Exercise aim:
Repeat every entry word for word, but leave the images out of your copy.

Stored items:
........

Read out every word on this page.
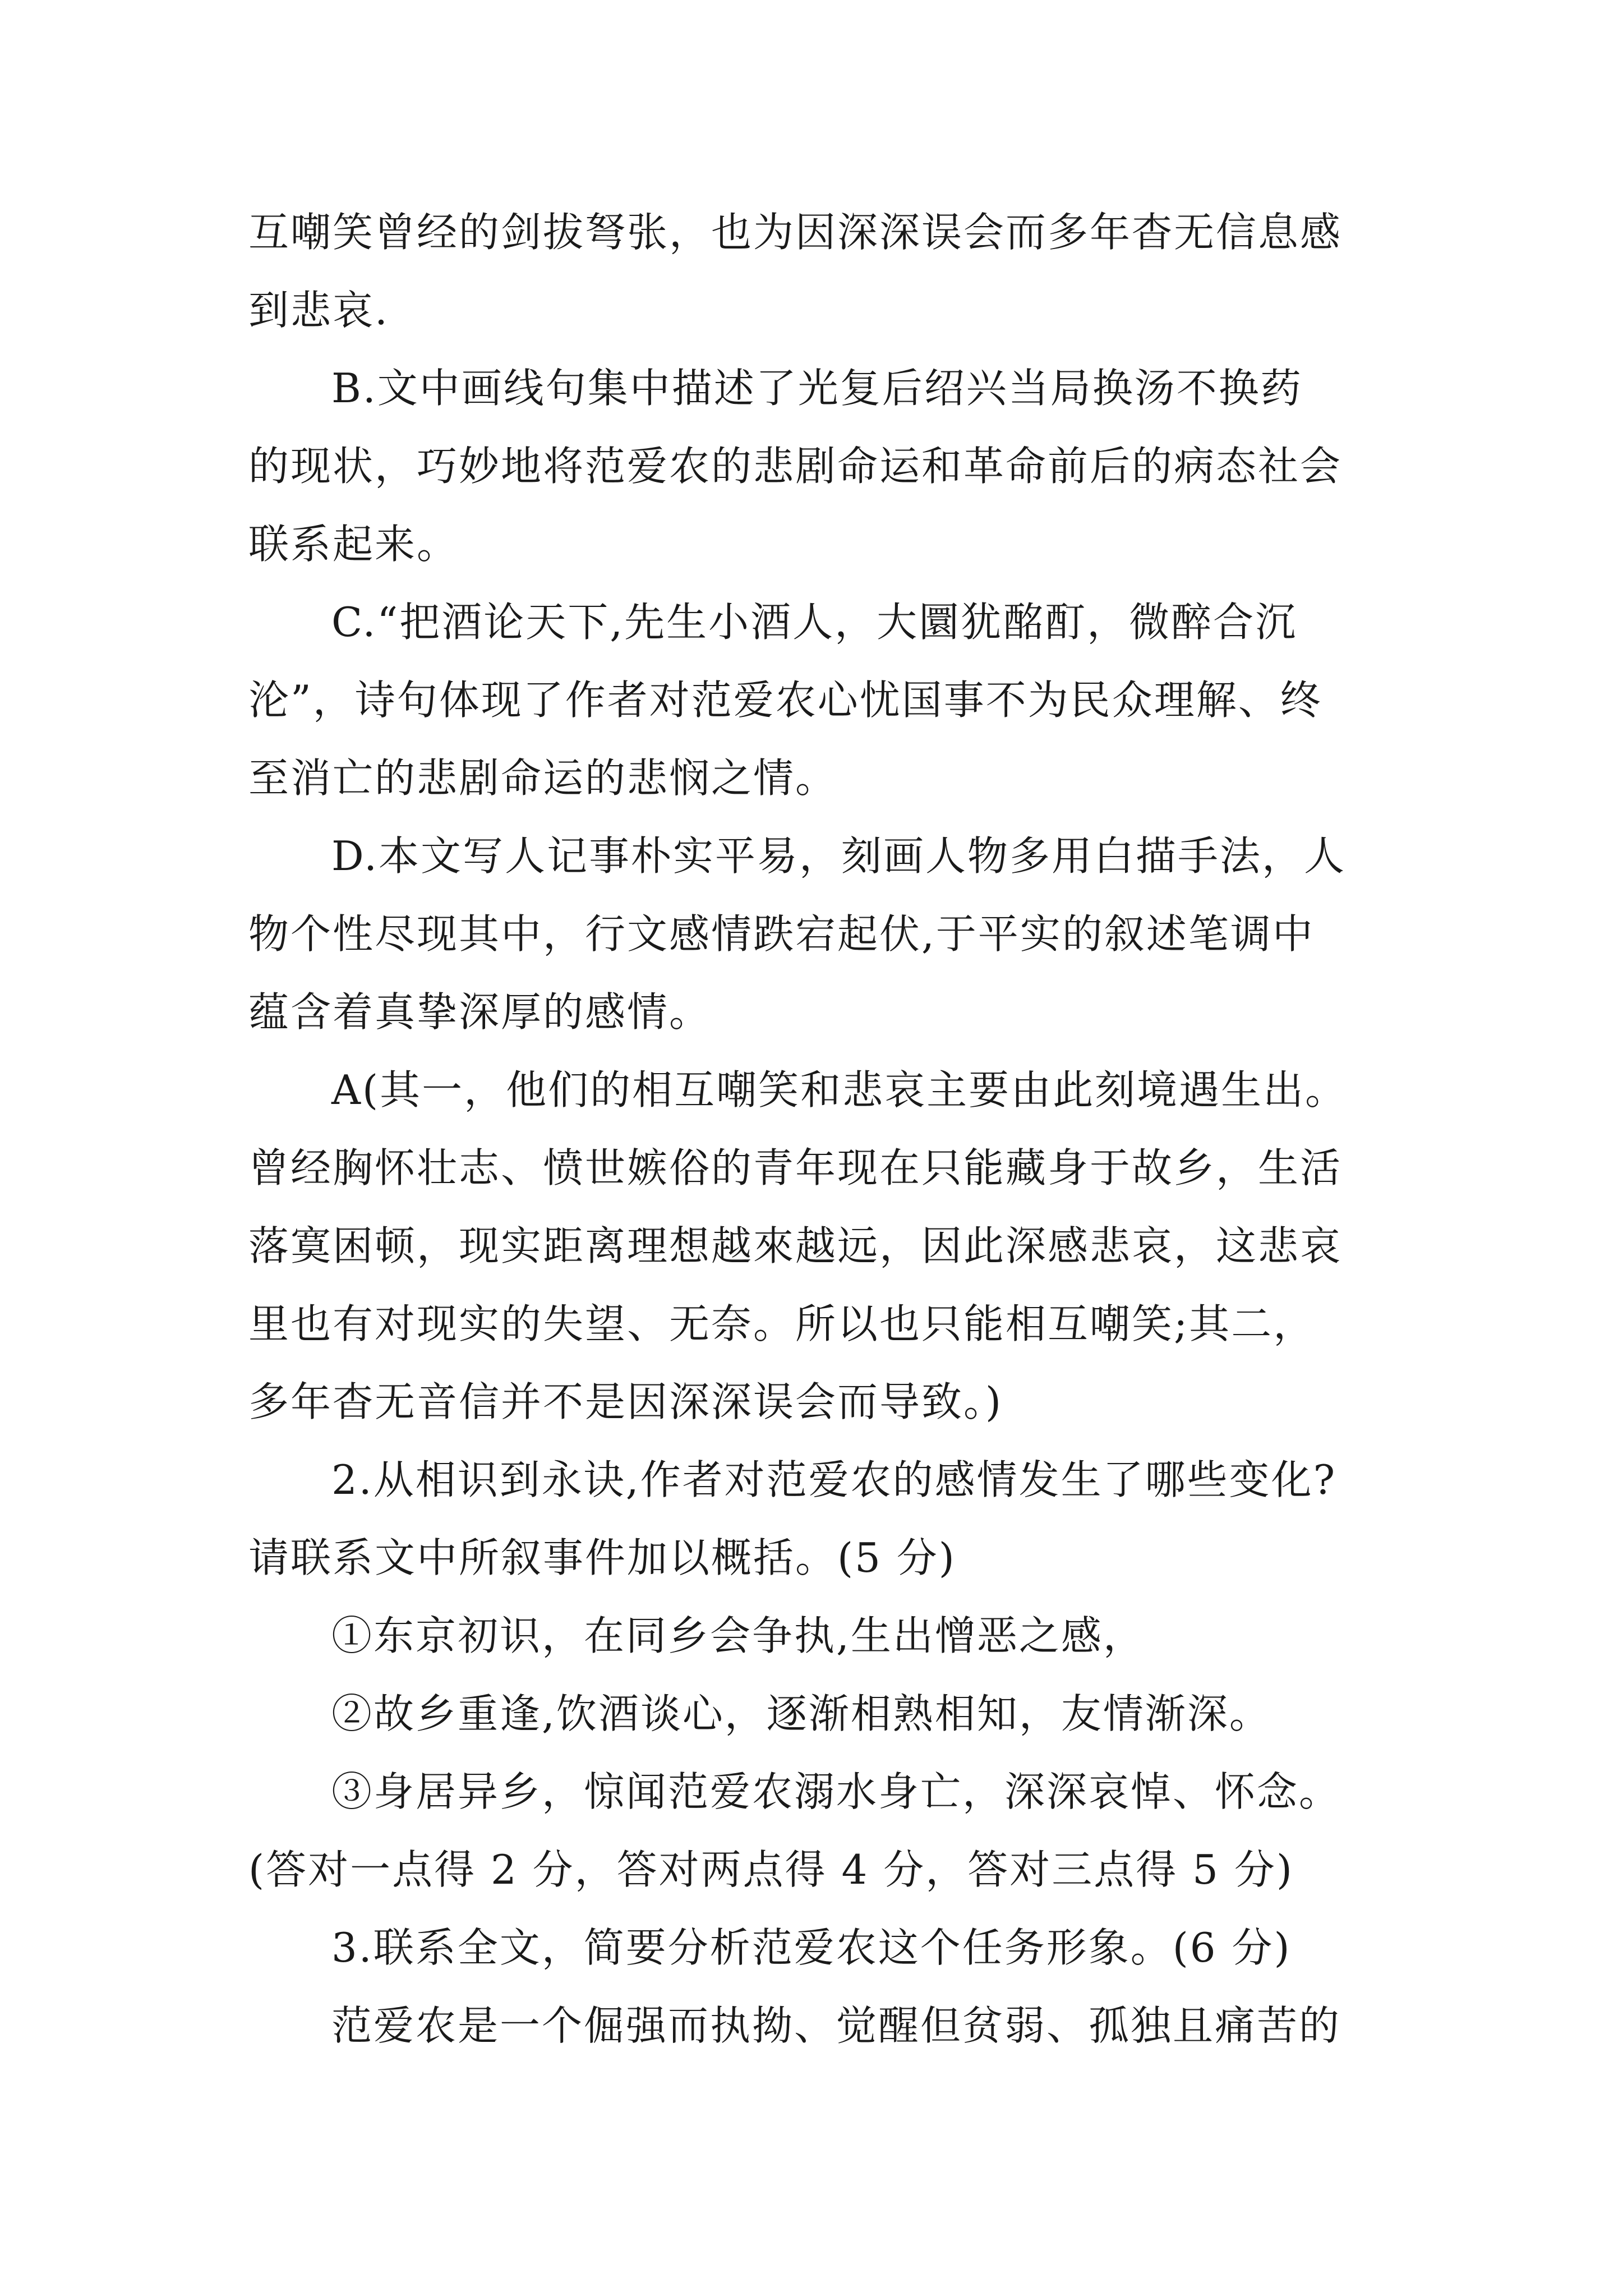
互嘲笑曾经的剑拔弩张，也为因深深误会而多年杳无信息感
到悲哀.
B.文中画线句集中描述了光复后绍兴当局换汤不换药
的现状，巧妙地将范爱农的悲剧命运和革命前后的病态社会
联系起来。
C.“把酒论天下,先生小酒人，大圜犹酩酊，微醉合沉
沦”，诗句体现了作者对范爱农心忧国事不为民众理解、终
至消亡的悲剧命运的悲悯之情。
D.本文写人记事朴实平易，刻画人物多用白描手法，人
物个性尽现其中，行文感情跌宕起伏,于平实的叙述笔调中
蕴含着真挚深厚的感情。
A(其一，他们的相互嘲笑和悲哀主要由此刻境遇生出。
曾经胸怀壮志、愤世嫉俗的青年现在只能藏身于故乡，生活
落寞困顿，现实距离理想越來越远，因此深感悲哀，这悲哀
里也有对现实的失望、无奈。所以也只能相互嘲笑;其二，
多年杳无音信并不是因深深误会而导致。)
2.从相识到永诀,作者对范爱农的感情发生了哪些变化?
请联系文中所叙事件加以概括。(5 分)
①东京初识，在同乡会争执,生出憎恶之感，
②故乡重逢,饮酒谈心，逐渐相熟相知，友情渐深。
③身居异乡，惊闻范爱农溺水身亡，深深哀悼、怀念。
(答对一点得 2 分，答对两点得 4 分，答对三点得 5 分)
3.联系全文，简要分析范爱农这个任务形象。(6 分)
范爱农是一个倔强而执拗、觉醒但贫弱、孤独且痛苦的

........

Exercise result:
Read out every word on this page.
互嘲笑曾经的剑拔弩张，也为因深深误会而多年杳无信息感
到悲哀.
B.文中画线句集中描述了光复后绍兴当局换汤不换药
的现状，巧妙地将范爱农的悲剧命运和革命前后的病态社会
联系起来。
C.“把酒论天下,先生小酒人，大圜犹酩酊，微醉合沉
沦”，诗句体现了作者对范爱农心忧国事不为民众理解、终
至消亡的悲剧命运的悲悯之情。
D.本文写人记事朴实平易，刻画人物多用白描手法，人
物个性尽现其中，行文感情跌宕起伏,于平实的叙述笔调中
蕴含着真挚深厚的感情。
A(其一，他们的相互嘲笑和悲哀主要由此刻境遇生出。
曾经胸怀壮志、愤世嫉俗的青年现在只能藏身于故乡，生活
落寞困顿，现实距离理想越來越远，因此深感悲哀，这悲哀
里也有对现实的失望、无奈。所以也只能相互嘲笑;其二，
多年杳无音信并不是因深深误会而导致。)
2.从相识到永诀,作者对范爱农的感情发生了哪些变化?
请联系文中所叙事件加以概括。(5 分)
①东京初识，在同乡会争执,生出憎恶之感，
②故乡重逢,饮酒谈心，逐渐相熟相知，友情渐深。
③身居异乡，惊闻范爱农溺水身亡，深深哀悼、怀念。
(答对一点得 2 分，答对两点得 4 分，答对三点得 5 分)
3.联系全文，简要分析范爱农这个任务形象。(6 分)
范爱农是一个倔强而执拗、觉醒但贫弱、孤独且痛苦的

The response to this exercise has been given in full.